Zero-Copy CPU-GPU Pipeline Architecture for Unified Memory Systems: Design, Implementation, and Performance Analysis

Abstract

This paper presents a novel software architecture for efficient data processing pipelines between heterogeneous processors (CPU and GPU) on unified memory platforms. I introduce two complementary synchronization paradigms: event-based orchestration (V1) and persistent kernel with lock-free job queues (V2). Our approach eliminates explicit memory copies between host and device through careful exploitation of cache-coherent unified memory, atomic operations with system-wide memory ordering semantics, and a deterministic finite state machine for buffer ownership management. The architecture specifically targets the NVIDIA GB10 Grace-Blackwell platform featuring NVLink-C2C interconnect with 900 GB/s bidirectional bandwidth. I present detailed algorithmic specifications, comparative analysis of synchronization strategies, and architectural considerations for big.LITTLE ARM heterogeneous CPU configurations.

Keywords: Unified Memory, Zero-Copy, CPU-GPU Pipeline, Lock-Free Synchronization, Persistent Kernels, Heterogeneous Computing, Cache Coherence

Author: Emmanuel Forgues

1. Introduction

1.1 Motivation and Context

Modern heterogeneous computing systems combine general-purpose CPUs with massively parallel accelerators such as GPUs. Traditional programming models require explicit data transfers between host (CPU) and device (GPU) memory spaces, introducing significant latency and bandwidth overhead. The emergence of cache-coherent unified memory architectures, exemplified by the NVIDIA Grace-Blackwell GB10 System-on-Chip, enables a paradigm shift toward zero-copy data sharing between processors.

The GB10 platform integrates a 20-core ARM Grace CPU (heterogeneous big.LITTLE configuration) with a Blackwell GPU, connected via NVLink-C2C providing 900 GB/s bidirectional bandwidth to a shared 128GB LPDDR5X memory pool. This architectural advancement necessitates new software design patterns that fully exploit cache coherence while maintaining correct memory ordering semantics.

1.2 Problem Statement

Efficient CPU-GPU collaboration requires solving three fundamental challenges:

  1. Ownership Management: At any instant, a shared memory region must have a clearly defined owner (CPU or GPU) to prevent data races.

_DATA EXCERPTS_:
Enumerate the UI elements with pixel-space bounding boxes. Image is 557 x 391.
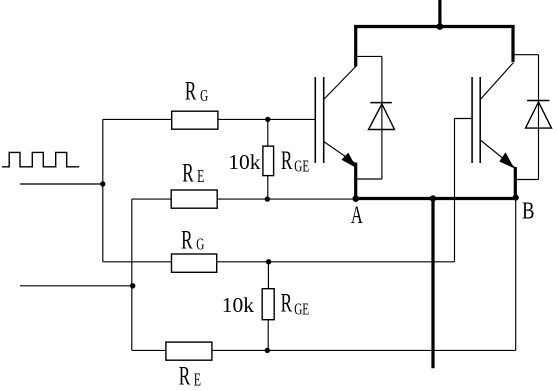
- transistor Q1 emitter lead: [324, 142, 355, 164]
- diode D1 triangle: [369, 104, 395, 130]
- svg-text:E: E: [194, 370, 201, 390]
- wire: D2 top connection: [513, 54, 539, 56]
- wire: RG1 left lead: [103, 118, 172, 120]
- wire: RE2 left lead: [132, 349, 166, 351]
- resistor RE1 body: [171, 190, 217, 208]
- diode D2 cathode lead: [538, 55, 540, 180]
- wire: Q1 collector drop (thick): [354, 25, 357, 67]
- wire: RE1 left lead: [132, 198, 171, 200]
- diode D2 triangle: [526, 102, 552, 128]
- transistor Q2 emitter arrowhead: [499, 152, 514, 168]
- resistor RGE1 name label: [281, 145, 310, 176]
- svg-text:R: R: [181, 225, 193, 255]
- wire: RG2 left lead: [103, 261, 172, 263]
- svg-text:10k: 10k: [222, 293, 255, 317]
- wire: Q2 collector drop (thick): [511, 25, 514, 62]
- resistor RG2 label: [181, 225, 204, 255]
- square wave source symbol: [2, 152, 79, 166]
- wire: RGE1 bottom lead: [267, 176, 269, 200]
- svg-text:G: G: [200, 87, 208, 106]
- wire: Q2 gate horizontal: [455, 118, 473, 120]
- wire: RGE2 bottom lead: [267, 320, 269, 351]
- resistor RG2 body: [172, 254, 217, 272]
- wire: RE1 to node A: [217, 198, 356, 200]
- wire: emitter bus vertical: [131, 199, 133, 350]
- wire: RG1 to Q1 gate: [218, 118, 315, 120]
- node B junction dot: [513, 195, 519, 201]
- junction dot: RG1/RGE1 node: [265, 117, 270, 122]
- wire: RGE1 top lead: [267, 119, 269, 146]
- wire: D2 bottom connection: [515, 179, 538, 181]
- wire: Q1 emitter to node A (thick): [354, 163, 357, 199]
- svg-text:A: A: [351, 201, 363, 229]
- wire: node B riser: [515, 198, 517, 351]
- resistor RE2 label: [179, 361, 201, 391]
- wire: RGE2 top lead: [267, 262, 269, 289]
- svg-text:GE: GE: [294, 301, 309, 320]
- wire: center output stub (thick): [431, 199, 434, 369]
- svg-text:R: R: [182, 158, 194, 188]
- wire: positive supply stub (thick): [438, 0, 441, 27]
- resistor RE1 label: [182, 158, 204, 188]
- resistor RG1 body: [172, 111, 218, 129]
- resistor RGE1 body (10k): [263, 146, 274, 176]
- svg-text:G: G: [196, 235, 204, 254]
- wire: drive input upper: [20, 183, 103, 185]
- wire: top collector rail (thick): [354, 25, 514, 28]
- svg-text:R: R: [185, 76, 197, 106]
- wire: Q2 gate riser vertical: [454, 119, 456, 262]
- resistor RE2 body: [166, 342, 212, 360]
- wire: gate bus vertical: [102, 119, 104, 261]
- transistor Q1 emitter arrowhead: [342, 153, 357, 168]
- wire: D1 bottom connection: [356, 178, 382, 180]
- wire: Q2 emitter to node B (thick): [514, 167, 517, 199]
- wire: RE2 to node B run: [212, 349, 516, 351]
- node A junction dot: [353, 195, 360, 202]
- transistor Q2 (IGBT) gate bar: [471, 77, 473, 163]
- wire: RG2 to Q2 gate riser: [217, 261, 455, 263]
- diode D1 cathode bar: [370, 102, 392, 104]
- svg-text:R: R: [281, 145, 293, 175]
- junction dot: RE2/RGE2 node: [265, 348, 270, 353]
- transistor Q2 (IGBT) body bar: [479, 77, 481, 163]
- junction dot: RG2/RGE2 node: [266, 259, 271, 264]
- diode D1 cathode lead: [381, 56, 383, 179]
- junction dot: lower input to emitter bus: [130, 283, 135, 288]
- resistor RGE2 body (10k): [262, 289, 274, 320]
- resistor RG1 label: [185, 76, 208, 106]
- resistor RGE2 name label: [281, 288, 310, 319]
- svg-text:R: R: [179, 361, 191, 391]
- junction dot: RE1/RGE1 node: [265, 196, 270, 201]
- wire: D1 top connection: [356, 55, 382, 57]
- junction dot: supply to rail: [437, 23, 444, 30]
- svg-text:B: B: [522, 197, 534, 224]
- svg-text:E: E: [197, 167, 204, 187]
- wire: output rail A-B (thick): [356, 197, 516, 200]
- junction dot: center output: [430, 195, 436, 201]
- wire: return input lower: [20, 285, 133, 287]
- diode D2 cathode bar: [527, 100, 550, 102]
- svg-text:R: R: [281, 288, 293, 318]
- transistor Q1 (IGBT) gate bar: [314, 77, 316, 163]
- transistor Q1 (IGBT) body bar: [323, 77, 325, 163]
- junction dot: upper input to gate bus: [100, 181, 105, 186]
- transistor Q2 collector lead: [480, 63, 513, 100]
- svg-text:GE: GE: [294, 157, 309, 176]
- svg-text:10k: 10k: [228, 150, 260, 174]
- transistor Q1 collector lead: [324, 67, 356, 100]
- transistor Q2 emitter lead: [480, 140, 514, 168]
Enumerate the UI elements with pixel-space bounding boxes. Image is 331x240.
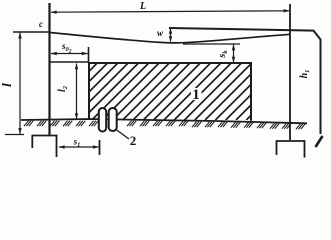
svg-text:l: l [0,83,14,87]
svg-text:c: c [39,19,43,29]
svg-text:w: w [157,28,164,38]
svg-text:L: L [139,1,146,12]
svg-text:2: 2 [130,133,137,148]
svg-text:1: 1 [192,87,200,103]
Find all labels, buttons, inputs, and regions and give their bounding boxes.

_WORK TO COMPLETE_:
a - From the zero-copy pipeline paper, give the stretch from "The GB10 platform" through "prevent data races." again, switching "shared" to "common".
b - Based on the zero-copy pipeline paper, decide whether each statement agrees with it. Answer yes or no for each, and quote the words that decide it. (i) The Grace CPU in the GB10 platform has 20 cores. (ii) The architecture specifically targets an AMD platform. (iii) The shared memory pool in the GB10 platform is 64GB.

_REPLIES_:
a -
The GB10 platform integrates a 20-core ARM Grace CPU (heterogeneous big.LITTLE configuration) with a Blackwell GPU, connected via NVLink-C2C providing 900 GB/s bidirectional bandwidth to a common 128GB LPDDR5X memory pool. This architectural advancement necessitates new software design patterns that fully exploit cache coherence while maintaining correct memory ordering semantics.

1.2 Problem Statement

Efficient CPU-GPU collaboration requires solving three fundamental challenges:

  1. Ownership Management: At any instant, a common memory region must have a clearly defined owner (CPU or GPU) to prevent data races.

b -
(i) Yes: "a 20-core ARM Grace CPU"
(ii) No: "specifically targets the NVIDIA GB10 Grace-Blackwell platform"
(iii) No: "a shared 128GB LPDDR5X memory pool"